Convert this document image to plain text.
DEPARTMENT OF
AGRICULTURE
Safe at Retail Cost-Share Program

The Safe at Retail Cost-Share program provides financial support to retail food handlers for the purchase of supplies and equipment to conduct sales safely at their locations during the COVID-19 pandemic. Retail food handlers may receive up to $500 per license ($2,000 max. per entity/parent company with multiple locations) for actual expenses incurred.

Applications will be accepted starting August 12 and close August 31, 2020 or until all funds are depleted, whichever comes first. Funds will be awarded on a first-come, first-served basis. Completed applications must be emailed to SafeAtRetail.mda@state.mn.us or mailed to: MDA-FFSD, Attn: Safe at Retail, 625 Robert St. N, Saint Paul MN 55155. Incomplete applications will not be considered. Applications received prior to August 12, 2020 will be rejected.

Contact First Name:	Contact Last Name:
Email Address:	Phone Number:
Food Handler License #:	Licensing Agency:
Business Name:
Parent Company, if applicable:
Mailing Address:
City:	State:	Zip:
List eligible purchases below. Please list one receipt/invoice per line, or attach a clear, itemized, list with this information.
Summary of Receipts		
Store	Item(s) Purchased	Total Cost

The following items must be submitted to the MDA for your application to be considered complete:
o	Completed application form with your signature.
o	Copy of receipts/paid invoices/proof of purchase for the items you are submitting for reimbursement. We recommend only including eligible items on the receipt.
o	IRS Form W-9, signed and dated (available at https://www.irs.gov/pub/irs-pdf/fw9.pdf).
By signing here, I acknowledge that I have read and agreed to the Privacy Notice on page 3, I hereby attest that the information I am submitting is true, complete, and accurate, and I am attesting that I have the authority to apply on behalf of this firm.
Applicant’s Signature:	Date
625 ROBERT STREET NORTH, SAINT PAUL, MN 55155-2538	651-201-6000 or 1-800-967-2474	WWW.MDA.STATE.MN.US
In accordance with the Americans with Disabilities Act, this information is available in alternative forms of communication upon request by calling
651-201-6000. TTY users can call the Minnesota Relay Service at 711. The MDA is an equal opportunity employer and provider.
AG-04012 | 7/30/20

· · ·

▸ Prompt: From the listing above, copy all lines holding the word "available".

▸ Completed exercise:
o	IRS Form W-9, signed and dated (available at https://www.irs.gov/pub/irs-pdf/fw9.pdf).
In accordance with the Americans with Disabilities Act, this information is available in alternative forms of communication upon request by calling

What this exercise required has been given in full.